Le cahier des charges : notre trame, pas votre corvée.
Si vous devez rédiger un cahier des charges seul, tenez en une page : objectifs chiffrés, cibles, 5 concurrents, pages indispensables, budget, délai. Tout le reste se construit mieux en atelier avec l’agence qu’en solitaire devant un document vide.
Le cahier des charges classique est un malentendu : on demande au client — qui n’a jamais fait de site — de spécifier un site. Résultat : 40 pages de fonctionnalités imaginées, zéro objectif business, et des devis incomparables. Nous avons inversé la logique : le cahier des charges, c’est notre travail, construit avec vous.
Notre trame en six blocs
1. Objectifs — ce que le site doit produire, en chiffres. 2. Cibles — qui il doit convaincre, avec quelles intentions. 3. Périmètre — les pages et fonctionnalités, priorisées en indispensable / utile / plus tard. 4. Contenus — qui produit quoi, avec quelle aide. 5. Technique — CMS, hébergement, intégrations, migration éventuelle. 6. Cadre — budget, planning, responsabilités de chacun.
La priorisation qui sauve les budgets
Le piège classique : tout mettre en « indispensable » et exploser le budget. Notre règle : la V1 contient ce qui produit des résultats — le reste attend les premiers retours réels. Un site qui sort vite et apprend bat toujours un site parfait qui sort dans huit mois. Cette discipline de périmètre est la première économie du projet.
Ce document vit ensuite
Le cahier des charges n’est pas un document d’avant-projet qu’on enterre : il devient la référence de chaque validation. Chaque maquette, chaque page livrée y est confrontée — « est-ce que ça sert les objectifs du bloc 1 ? ». C’est ce qui évite les dérives de goût et garde le projet aligné sur ses résultats.

Éléments de données:
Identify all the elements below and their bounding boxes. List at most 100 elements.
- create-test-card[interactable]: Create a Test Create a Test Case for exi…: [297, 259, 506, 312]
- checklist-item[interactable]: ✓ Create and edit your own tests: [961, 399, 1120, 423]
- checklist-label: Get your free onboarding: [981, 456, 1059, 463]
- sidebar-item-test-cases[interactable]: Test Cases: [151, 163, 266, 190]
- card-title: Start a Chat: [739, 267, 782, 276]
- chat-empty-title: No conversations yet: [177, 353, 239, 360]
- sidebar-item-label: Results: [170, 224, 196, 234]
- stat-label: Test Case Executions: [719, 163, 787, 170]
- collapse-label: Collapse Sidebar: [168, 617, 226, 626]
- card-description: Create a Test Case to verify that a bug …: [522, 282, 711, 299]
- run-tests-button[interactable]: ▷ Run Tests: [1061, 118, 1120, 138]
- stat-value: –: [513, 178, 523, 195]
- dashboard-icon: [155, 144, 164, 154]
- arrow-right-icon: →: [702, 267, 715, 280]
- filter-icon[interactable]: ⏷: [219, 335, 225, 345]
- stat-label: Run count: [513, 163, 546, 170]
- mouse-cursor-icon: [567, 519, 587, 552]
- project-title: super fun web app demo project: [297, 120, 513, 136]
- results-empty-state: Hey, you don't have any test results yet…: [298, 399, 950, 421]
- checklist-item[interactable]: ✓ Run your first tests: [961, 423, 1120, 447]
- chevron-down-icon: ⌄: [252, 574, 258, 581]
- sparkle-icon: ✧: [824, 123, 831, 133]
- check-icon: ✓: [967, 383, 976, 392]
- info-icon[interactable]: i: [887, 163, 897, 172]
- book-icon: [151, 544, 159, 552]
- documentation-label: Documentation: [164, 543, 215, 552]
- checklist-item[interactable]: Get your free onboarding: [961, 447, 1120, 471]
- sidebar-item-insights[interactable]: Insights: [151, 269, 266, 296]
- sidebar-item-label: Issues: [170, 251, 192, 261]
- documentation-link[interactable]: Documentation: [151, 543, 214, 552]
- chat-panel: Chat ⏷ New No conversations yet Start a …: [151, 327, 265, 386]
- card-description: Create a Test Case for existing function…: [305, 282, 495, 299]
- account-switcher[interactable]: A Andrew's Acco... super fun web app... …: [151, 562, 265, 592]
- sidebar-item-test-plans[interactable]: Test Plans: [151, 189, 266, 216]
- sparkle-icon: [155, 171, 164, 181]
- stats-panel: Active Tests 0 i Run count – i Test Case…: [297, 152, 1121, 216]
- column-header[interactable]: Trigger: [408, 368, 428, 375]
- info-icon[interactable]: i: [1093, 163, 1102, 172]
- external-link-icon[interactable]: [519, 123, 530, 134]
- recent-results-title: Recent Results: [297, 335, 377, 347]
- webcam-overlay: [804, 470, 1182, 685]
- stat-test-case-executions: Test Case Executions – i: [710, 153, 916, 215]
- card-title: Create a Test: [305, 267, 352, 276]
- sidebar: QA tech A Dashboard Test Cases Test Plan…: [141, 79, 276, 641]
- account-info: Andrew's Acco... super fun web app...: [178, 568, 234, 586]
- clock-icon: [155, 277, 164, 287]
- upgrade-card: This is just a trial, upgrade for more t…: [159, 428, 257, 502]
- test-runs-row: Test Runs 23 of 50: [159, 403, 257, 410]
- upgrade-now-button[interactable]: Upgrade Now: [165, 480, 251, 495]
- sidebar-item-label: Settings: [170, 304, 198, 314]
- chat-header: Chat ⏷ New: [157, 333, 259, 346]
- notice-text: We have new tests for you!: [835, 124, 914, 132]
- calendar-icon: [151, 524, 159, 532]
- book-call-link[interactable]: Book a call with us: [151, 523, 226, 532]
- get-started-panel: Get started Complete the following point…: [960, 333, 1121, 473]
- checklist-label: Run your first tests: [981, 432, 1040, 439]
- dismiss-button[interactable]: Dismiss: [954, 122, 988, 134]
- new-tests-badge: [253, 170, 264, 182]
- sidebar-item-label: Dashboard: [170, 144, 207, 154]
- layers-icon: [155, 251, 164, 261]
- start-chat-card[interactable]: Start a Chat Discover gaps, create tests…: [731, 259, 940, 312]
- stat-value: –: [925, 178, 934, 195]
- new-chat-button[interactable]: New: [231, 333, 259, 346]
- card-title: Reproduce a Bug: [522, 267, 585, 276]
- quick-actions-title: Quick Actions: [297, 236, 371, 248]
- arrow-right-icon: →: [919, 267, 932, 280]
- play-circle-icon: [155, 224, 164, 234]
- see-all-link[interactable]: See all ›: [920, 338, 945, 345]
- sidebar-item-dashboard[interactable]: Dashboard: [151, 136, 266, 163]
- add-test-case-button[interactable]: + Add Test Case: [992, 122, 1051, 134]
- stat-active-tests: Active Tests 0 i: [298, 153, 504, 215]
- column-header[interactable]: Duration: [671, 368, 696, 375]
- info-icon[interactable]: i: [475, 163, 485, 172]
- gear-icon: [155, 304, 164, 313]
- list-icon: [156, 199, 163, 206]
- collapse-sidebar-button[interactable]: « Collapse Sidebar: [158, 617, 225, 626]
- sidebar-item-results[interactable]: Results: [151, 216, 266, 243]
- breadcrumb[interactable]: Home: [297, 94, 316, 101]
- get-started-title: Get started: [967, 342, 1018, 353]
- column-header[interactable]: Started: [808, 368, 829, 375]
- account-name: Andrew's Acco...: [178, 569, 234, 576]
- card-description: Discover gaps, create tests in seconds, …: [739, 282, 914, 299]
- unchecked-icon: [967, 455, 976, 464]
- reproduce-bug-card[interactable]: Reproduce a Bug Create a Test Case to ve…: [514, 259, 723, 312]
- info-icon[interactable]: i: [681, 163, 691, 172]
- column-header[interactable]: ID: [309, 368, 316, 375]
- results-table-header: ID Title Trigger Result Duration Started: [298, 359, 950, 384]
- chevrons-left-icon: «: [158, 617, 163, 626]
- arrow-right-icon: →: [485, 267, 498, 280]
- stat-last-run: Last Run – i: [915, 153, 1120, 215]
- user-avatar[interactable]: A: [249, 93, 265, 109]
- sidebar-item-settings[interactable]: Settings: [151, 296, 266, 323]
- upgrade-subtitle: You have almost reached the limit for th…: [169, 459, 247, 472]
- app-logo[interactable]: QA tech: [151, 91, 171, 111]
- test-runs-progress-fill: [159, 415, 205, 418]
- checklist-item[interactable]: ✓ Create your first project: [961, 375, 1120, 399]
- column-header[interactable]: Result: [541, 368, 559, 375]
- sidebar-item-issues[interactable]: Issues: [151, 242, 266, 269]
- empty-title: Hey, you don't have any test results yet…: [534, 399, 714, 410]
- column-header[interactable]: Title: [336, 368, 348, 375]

§ Votre consigne:
Reproduisez à l'identique le passage du texte sur le cahier des charges qui va de « Si vous devez » à « un document vide. ».

§ Tâche accomplie:
Si vous devez rédiger un cahier des charges seul, tenez en une page : objectifs chiffrés, cibles, 5 concurrents, pages indispensables, budget, délai. Tout le reste se construit mieux en atelier avec l’agence qu’en solitaire devant un document vide.